# DATA SUPPLIED start
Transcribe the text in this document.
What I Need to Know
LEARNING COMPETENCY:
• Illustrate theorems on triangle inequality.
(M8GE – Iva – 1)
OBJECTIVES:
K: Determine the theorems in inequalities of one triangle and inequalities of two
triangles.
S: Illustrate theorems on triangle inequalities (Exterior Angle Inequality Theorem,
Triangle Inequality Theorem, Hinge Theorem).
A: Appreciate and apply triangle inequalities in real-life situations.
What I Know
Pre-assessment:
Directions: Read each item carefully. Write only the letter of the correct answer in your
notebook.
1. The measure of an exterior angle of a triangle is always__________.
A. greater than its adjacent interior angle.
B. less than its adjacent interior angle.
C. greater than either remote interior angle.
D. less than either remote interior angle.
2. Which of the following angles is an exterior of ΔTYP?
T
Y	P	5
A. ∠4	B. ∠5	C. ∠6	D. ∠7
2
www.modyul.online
# DATA SUPPLIED end
SHORT PROBLEM:
Whichever lines contain the string "either", select and copy them.

ANSWER TO THE EXERCISE:
C. greater than either remote interior angle.
D. less than either remote interior angle.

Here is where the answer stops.